# Task details
Without the pictures, write out all the lines below exactly as they appear.
=== Extracted information ===
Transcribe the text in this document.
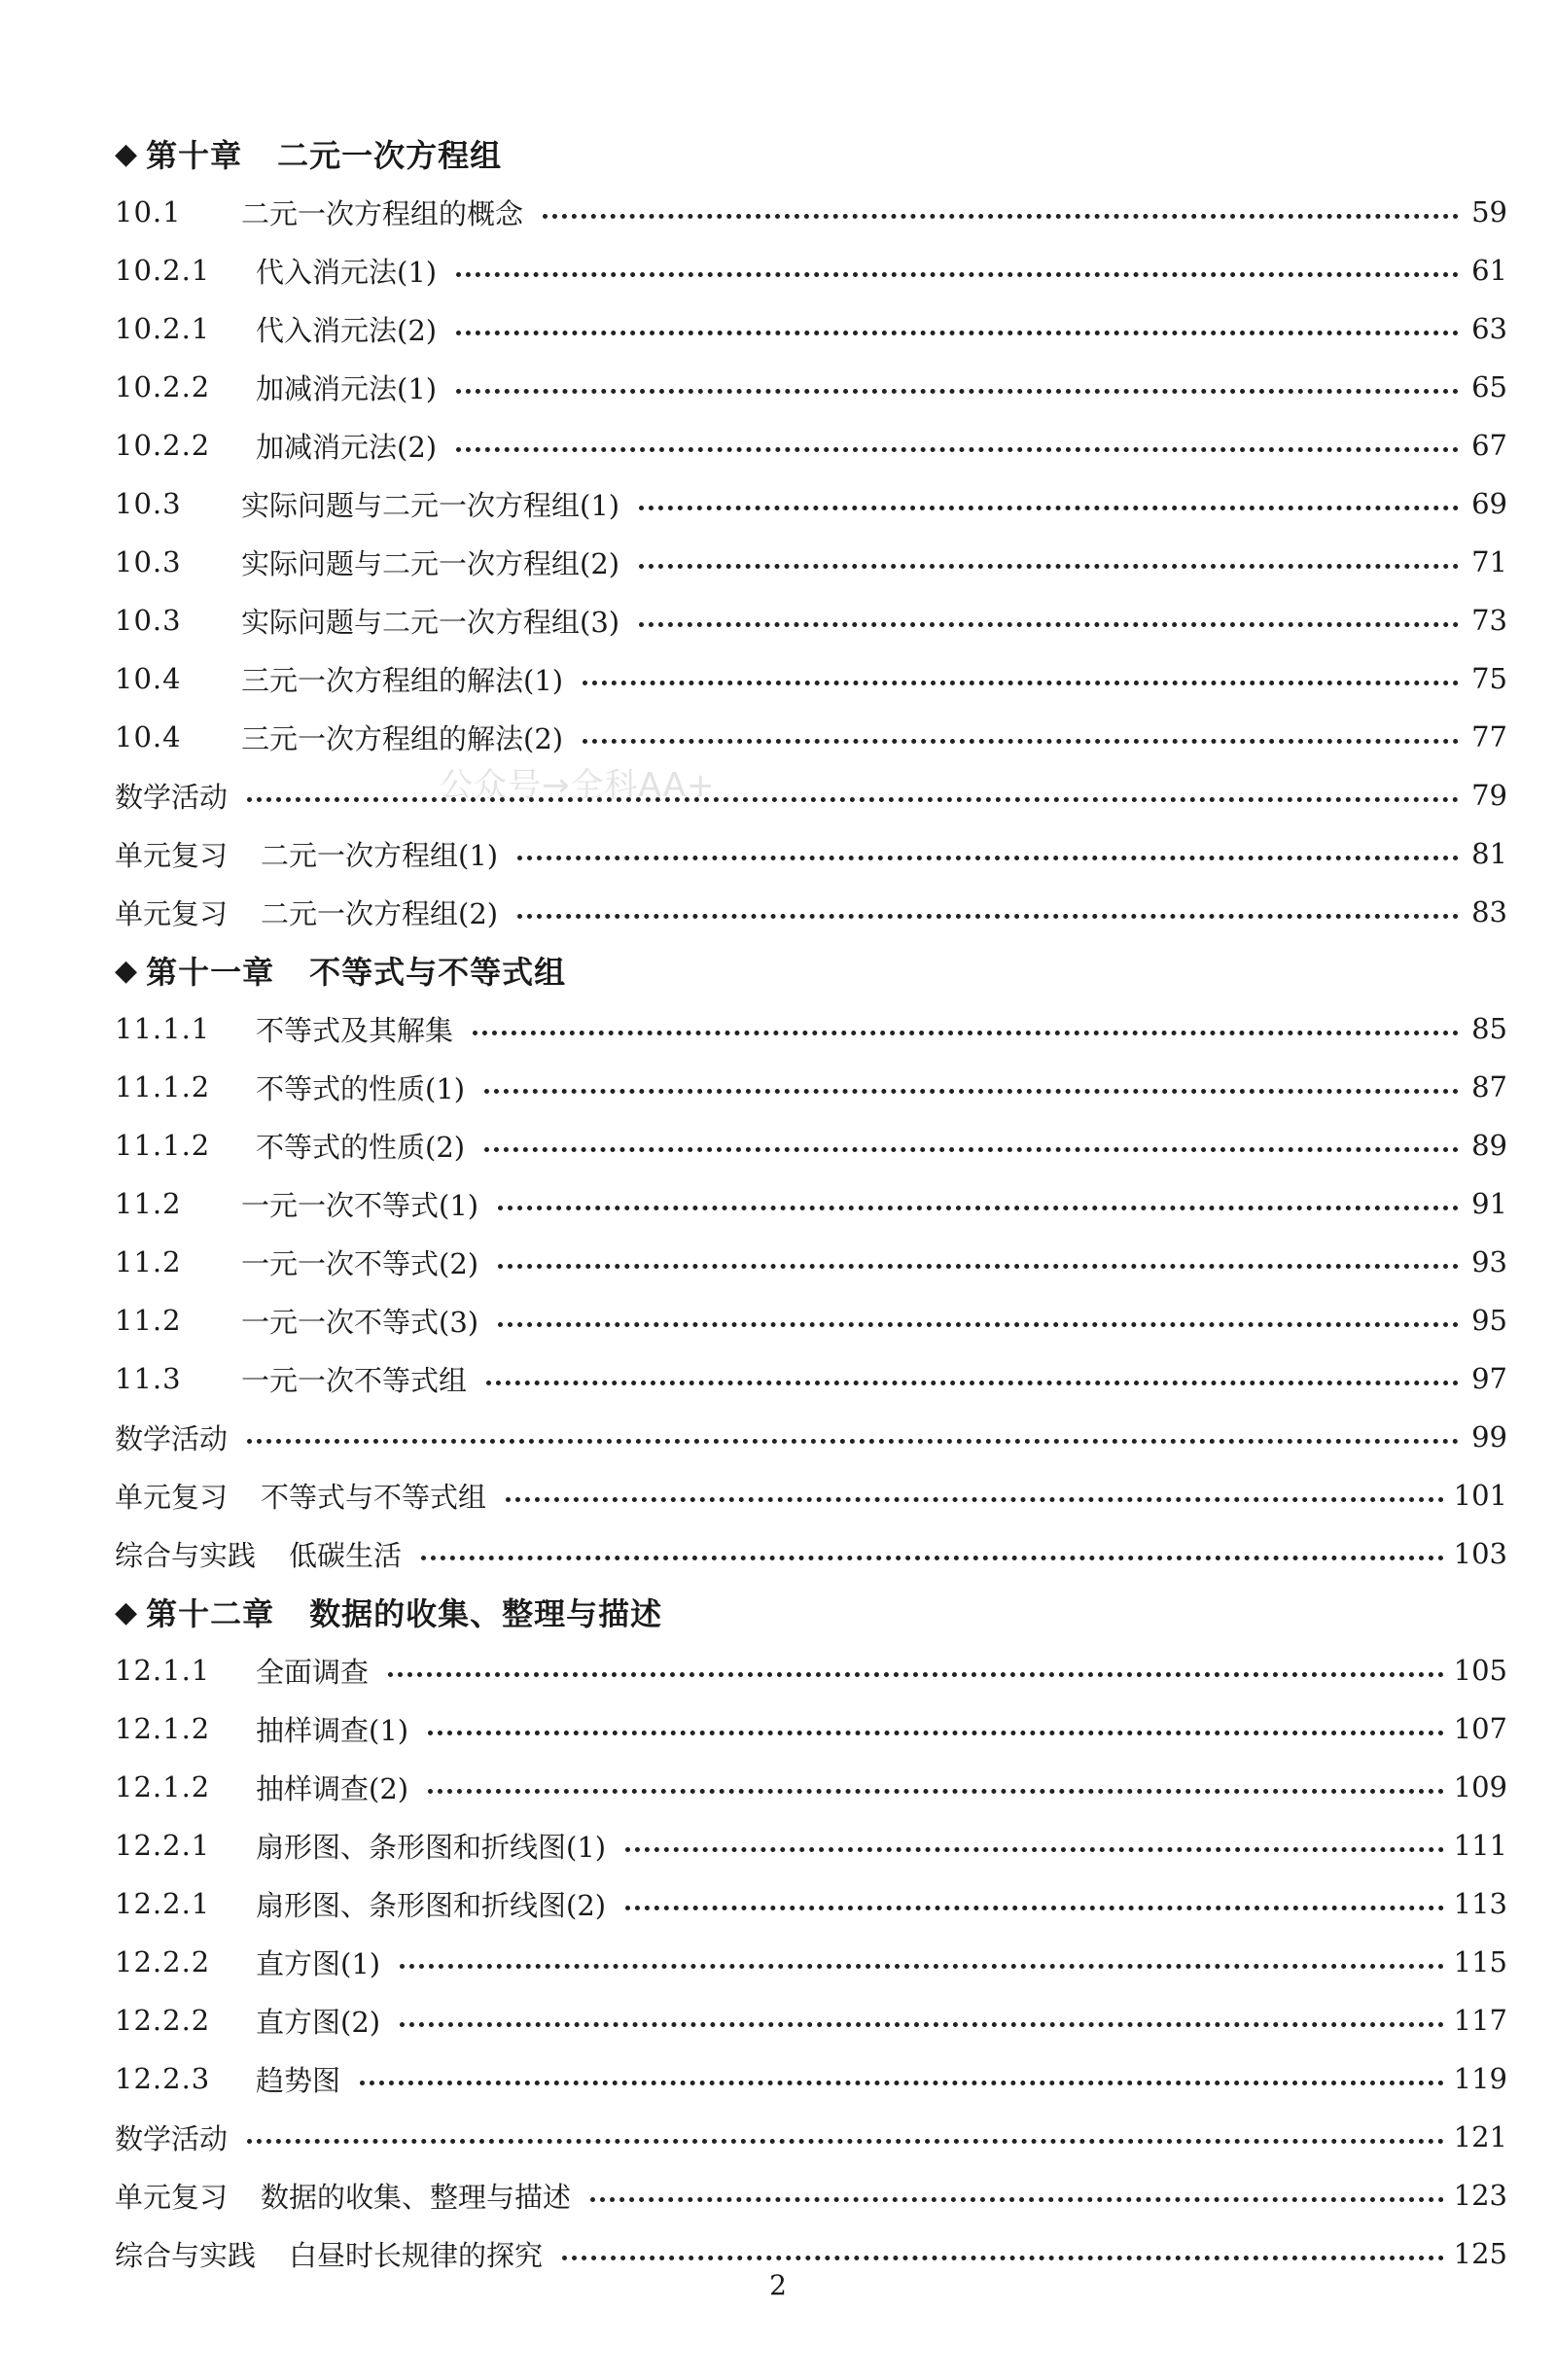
公众号→全科AA+
◆ 第十章 二元一次方程组
10.1	二元一次方程组的概念	59
10.2.1	代入消元法(1)	61
10.2.1	代入消元法(2)	63
10.2.2	加减消元法(1)	65
10.2.2	加减消元法(2)	67
10.3	实际问题与二元一次方程组(1)	69
10.3	实际问题与二元一次方程组(2)	71
10.3	实际问题与二元一次方程组(3)	73
10.4	三元一次方程组的解法(1)	75
10.4	三元一次方程组的解法(2)	77
数学活动	79
单元复习 二元一次方程组(1)	81
单元复习 二元一次方程组(2)	83
◆ 第十一章 不等式与不等式组
11.1.1	不等式及其解集	85
11.1.2	不等式的性质(1)	87
11.1.2	不等式的性质(2)	89
11.2	一元一次不等式(1)	91
11.2	一元一次不等式(2)	93
11.2	一元一次不等式(3)	95
11.3	一元一次不等式组	97
数学活动	99
单元复习 不等式与不等式组	101
综合与实践 低碳生活	103
◆ 第十二章 数据的收集、整理与描述
12.1.1	全面调查	105
12.1.2	抽样调查(1)	107
12.1.2	抽样调查(2)	109
12.2.1	扇形图、条形图和折线图(1)	111
12.2.1	扇形图、条形图和折线图(2)	113
12.2.2	直方图(1)	115
12.2.2	直方图(2)	117
12.2.3	趋势图	119
数学活动	121
单元复习 数据的收集、整理与描述	123
综合与实践 白昼时长规律的探究	125
2
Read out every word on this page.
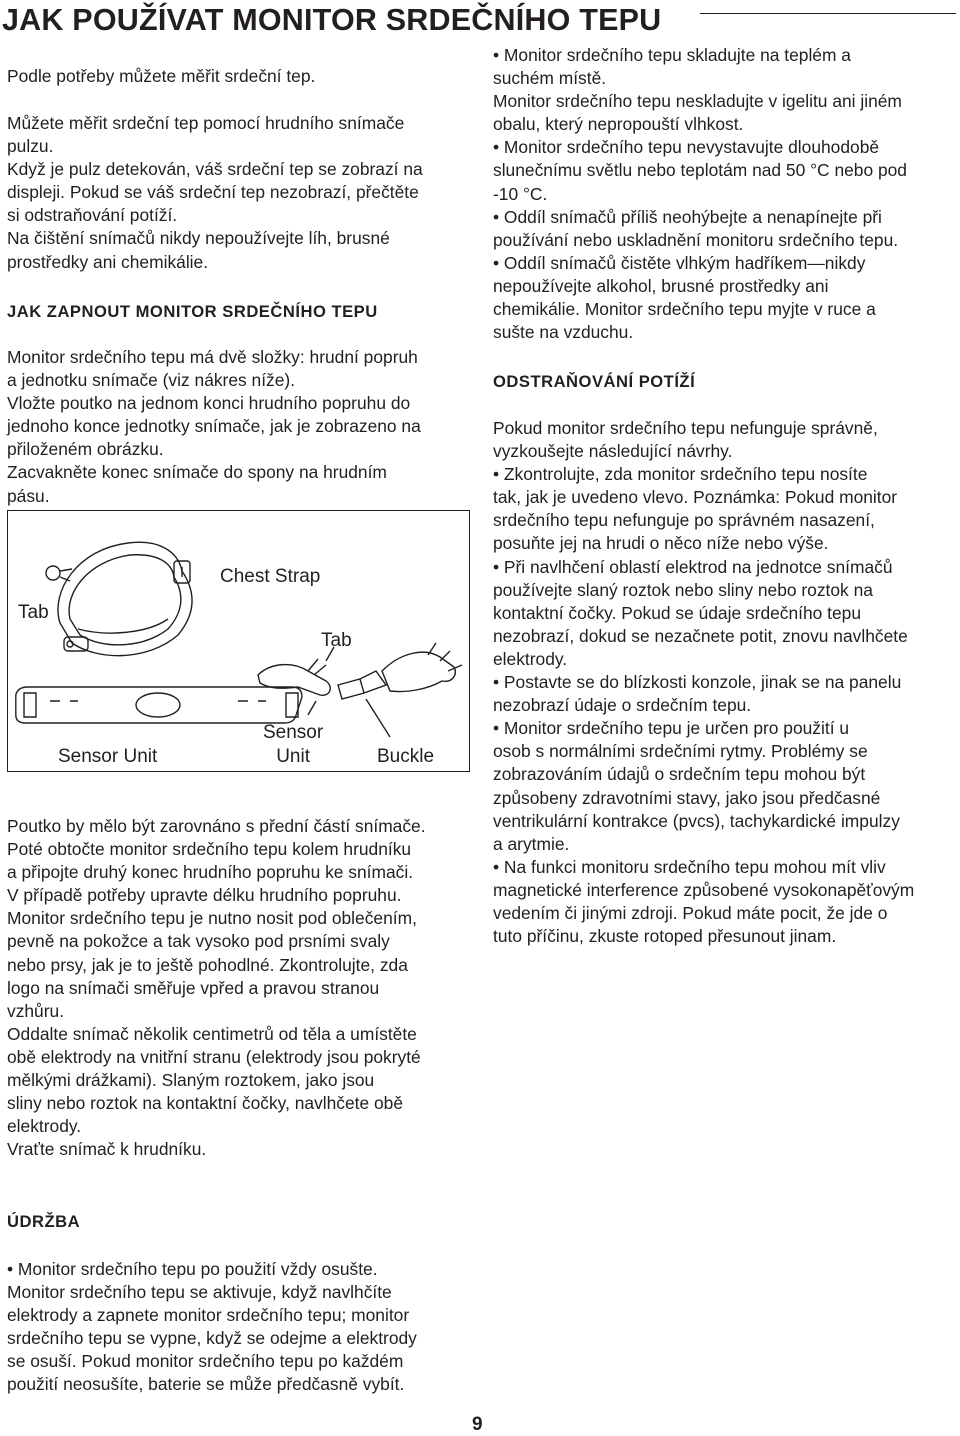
JAK POUŽÍVAT MONITOR SRDEČNÍHO TEPU

Podle potřeby můžete měřit srdeční tep.

Můžete měřit srdeční tep pomocí hrudního snímače
pulzu.
Když je pulz detekován, váš srdeční tep se zobrazí na
displeji. Pokud se váš srdeční tep nezobrazí, přečtěte
si odstraňování potíží.
Na čištění snímačů nikdy nepoužívejte líh, brusné
prostředky ani chemikálie.

JAK ZAPNOUT MONITOR SRDEČNÍHO TEPU

Monitor srdečního tepu má dvě složky: hrudní popruh
a jednotku snímače (viz nákres níže).
Vložte poutko na jednom konci hrudního popruhu do
jednoho konce jednotky snímače, jak je zobrazeno na
přiloženém obrázku.
Zacvakněte konec snímače do spony na hrudním
pásu.

Tab
Chest Strap
Tab
Sensor Unit
Sensor
Unit	Buckle

Poutko by mělo být zarovnáno s přední částí snímače.
Poté obtočte monitor srdečního tepu kolem hrudníku
a připojte druhý konec hrudního popruhu ke snímači.
V případě potřeby upravte délku hrudního popruhu.
Monitor srdečního tepu je nutno nosit pod oblečením,
pevně na pokožce a tak vysoko pod prsními svaly
nebo prsy, jak je to ještě pohodlné. Zkontrolujte, zda
logo na snímači směřuje vpřed a pravou stranou
vzhůru.
Oddalte snímač několik centimetrů od těla a umístěte
obě elektrody na vnitřní stranu (elektrody jsou pokryté
mělkými drážkami). Slaným roztokem, jako jsou
sliny nebo roztok na kontaktní čočky, navlhčete obě
elektrody.
Vraťte snímač k hrudníku.

ÚDRŽBA

• Monitor srdečního tepu po použití vždy osušte.
Monitor srdečního tepu se aktivuje, když navlhčíte
elektrody a zapnete monitor srdečního tepu; monitor
srdečního tepu se vypne, když se odejme a elektrody
se osuší. Pokud monitor srdečního tepu po každém
použití neosušíte, baterie se může předčasně vybít.

• Monitor srdečního tepu skladujte na teplém a
suchém místě.
Monitor srdečního tepu neskladujte v igelitu ani jiném
obalu, který nepropouští vlhkost.
• Monitor srdečního tepu nevystavujte dlouhodobě
slunečnímu světlu nebo teplotám nad 50 °C nebo pod
-10 °C.
• Oddíl snímačů příliš neohýbejte a nenapínejte při
používání nebo uskladnění monitoru srdečního tepu.
• Oddíl snímačů čistěte vlhkým hadříkem—nikdy
nepoužívejte alkohol, brusné prostředky ani
chemikálie. Monitor srdečního tepu myjte v ruce a
sušte na vzduchu.

ODSTRAŇOVÁNÍ POTÍŽÍ

Pokud monitor srdečního tepu nefunguje správně,
vyzkoušejte následující návrhy.
• Zkontrolujte, zda monitor srdečního tepu nosíte
tak, jak je uvedeno vlevo. Poznámka: Pokud monitor
srdečního tepu nefunguje po správném nasazení,
posuňte jej na hrudi o něco níže nebo výše.
• Při navlhčení oblastí elektrod na jednotce snímačů
používejte slaný roztok nebo sliny nebo roztok na
kontaktní čočky. Pokud se údaje srdečního tepu
nezobrazí, dokud se nezačnete potit, znovu navlhčete
elektrody.
• Postavte se do blízkosti konzole, jinak se na panelu
nezobrazí údaje o srdečním tepu.
• Monitor srdečního tepu je určen pro použití u
osob s normálními srdečními rytmy. Problémy se
zobrazováním údajů o srdečním tepu mohou být
způsobeny zdravotními stavy, jako jsou předčasné
ventrikulární kontrakce (pvcs), tachykardické impulzy
a arytmie.
• Na funkci monitoru srdečního tepu mohou mít vliv
magnetické interference způsobené vysokonapěťovým
vedením či jinými zdroji. Pokud máte pocit, že jde o
tuto příčinu, zkuste rotoped přesunout jinam.

9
===
# Task answer
Transcribe the text in this document.
公众号→全科AA+
◆ 第十章 二元一次方程组
10.1	二元一次方程组的概念	59
10.2.1	代入消元法(1)	61
10.2.1	代入消元法(2)	63
10.2.2	加减消元法(1)	65
10.2.2	加减消元法(2)	67
10.3	实际问题与二元一次方程组(1)	69
10.3	实际问题与二元一次方程组(2)	71
10.3	实际问题与二元一次方程组(3)	73
10.4	三元一次方程组的解法(1)	75
10.4	三元一次方程组的解法(2)	77
数学活动	79
单元复习 二元一次方程组(1)	81
单元复习 二元一次方程组(2)	83
◆ 第十一章 不等式与不等式组
11.1.1	不等式及其解集	85
11.1.2	不等式的性质(1)	87
11.1.2	不等式的性质(2)	89
11.2	一元一次不等式(1)	91
11.2	一元一次不等式(2)	93
11.2	一元一次不等式(3)	95
11.3	一元一次不等式组	97
数学活动	99
单元复习 不等式与不等式组	101
综合与实践 低碳生活	103
◆ 第十二章 数据的收集、整理与描述
12.1.1	全面调查	105
12.1.2	抽样调查(1)	107
12.1.2	抽样调查(2)	109
12.2.1	扇形图、条形图和折线图(1)	111
12.2.1	扇形图、条形图和折线图(2)	113
12.2.2	直方图(1)	115
12.2.2	直方图(2)	117
12.2.3	趋势图	119
数学活动	121
单元复习 数据的收集、整理与描述	123
综合与实践 白昼时长规律的探究	125
2
Read out every word on this page.
JAK POUŽÍVAT MONITOR SRDEČNÍHO TEPU

Podle potřeby můžete měřit srdeční tep.

Můžete měřit srdeční tep pomocí hrudního snímače
pulzu.
Když je pulz detekován, váš srdeční tep se zobrazí na
displeji. Pokud se váš srdeční tep nezobrazí, přečtěte
si odstraňování potíží.
Na čištění snímačů nikdy nepoužívejte líh, brusné
prostředky ani chemikálie.

JAK ZAPNOUT MONITOR SRDEČNÍHO TEPU

Monitor srdečního tepu má dvě složky: hrudní popruh
a jednotku snímače (viz nákres níže).
Vložte poutko na jednom konci hrudního popruhu do
jednoho konce jednotky snímače, jak je zobrazeno na
přiloženém obrázku.
Zacvakněte konec snímače do spony na hrudním
pásu.

Tab
Chest Strap
Tab
Sensor Unit
Sensor
Unit	Buckle

Poutko by mělo být zarovnáno s přední částí snímače.
Poté obtočte monitor srdečního tepu kolem hrudníku
a připojte druhý konec hrudního popruhu ke snímači.
V případě potřeby upravte délku hrudního popruhu.
Monitor srdečního tepu je nutno nosit pod oblečením,
pevně na pokožce a tak vysoko pod prsními svaly
nebo prsy, jak je to ještě pohodlné. Zkontrolujte, zda
logo na snímači směřuje vpřed a pravou stranou
vzhůru.
Oddalte snímač několik centimetrů od těla a umístěte
obě elektrody na vnitřní stranu (elektrody jsou pokryté
mělkými drážkami). Slaným roztokem, jako jsou
sliny nebo roztok na kontaktní čočky, navlhčete obě
elektrody.
Vraťte snímač k hrudníku.

ÚDRŽBA

• Monitor srdečního tepu po použití vždy osušte.
Monitor srdečního tepu se aktivuje, když navlhčíte
elektrody a zapnete monitor srdečního tepu; monitor
srdečního tepu se vypne, když se odejme a elektrody
se osuší. Pokud monitor srdečního tepu po každém
použití neosušíte, baterie se může předčasně vybít.

• Monitor srdečního tepu skladujte na teplém a
suchém místě.
Monitor srdečního tepu neskladujte v igelitu ani jiném
obalu, který nepropouští vlhkost.
• Monitor srdečního tepu nevystavujte dlouhodobě
slunečnímu světlu nebo teplotám nad 50 °C nebo pod
-10 °C.
• Oddíl snímačů příliš neohýbejte a nenapínejte při
používání nebo uskladnění monitoru srdečního tepu.
• Oddíl snímačů čistěte vlhkým hadříkem—nikdy
nepoužívejte alkohol, brusné prostředky ani
chemikálie. Monitor srdečního tepu myjte v ruce a
sušte na vzduchu.

ODSTRAŇOVÁNÍ POTÍŽÍ

Pokud monitor srdečního tepu nefunguje správně,
vyzkoušejte následující návrhy.
• Zkontrolujte, zda monitor srdečního tepu nosíte
tak, jak je uvedeno vlevo. Poznámka: Pokud monitor
srdečního tepu nefunguje po správném nasazení,
posuňte jej na hrudi o něco níže nebo výše.
• Při navlhčení oblastí elektrod na jednotce snímačů
používejte slaný roztok nebo sliny nebo roztok na
kontaktní čočky. Pokud se údaje srdečního tepu
nezobrazí, dokud se nezačnete potit, znovu navlhčete
elektrody.
• Postavte se do blízkosti konzole, jinak se na panelu
nezobrazí údaje o srdečním tepu.
• Monitor srdečního tepu je určen pro použití u
osob s normálními srdečními rytmy. Problémy se
zobrazováním údajů o srdečním tepu mohou být
způsobeny zdravotními stavy, jako jsou předčasné
ventrikulární kontrakce (pvcs), tachykardické impulzy
a arytmie.
• Na funkci monitoru srdečního tepu mohou mít vliv
magnetické interference způsobené vysokonapěťovým
vedením či jinými zdroji. Pokud máte pocit, že jde o
tuto příčinu, zkuste rotoped přesunout jinam.

9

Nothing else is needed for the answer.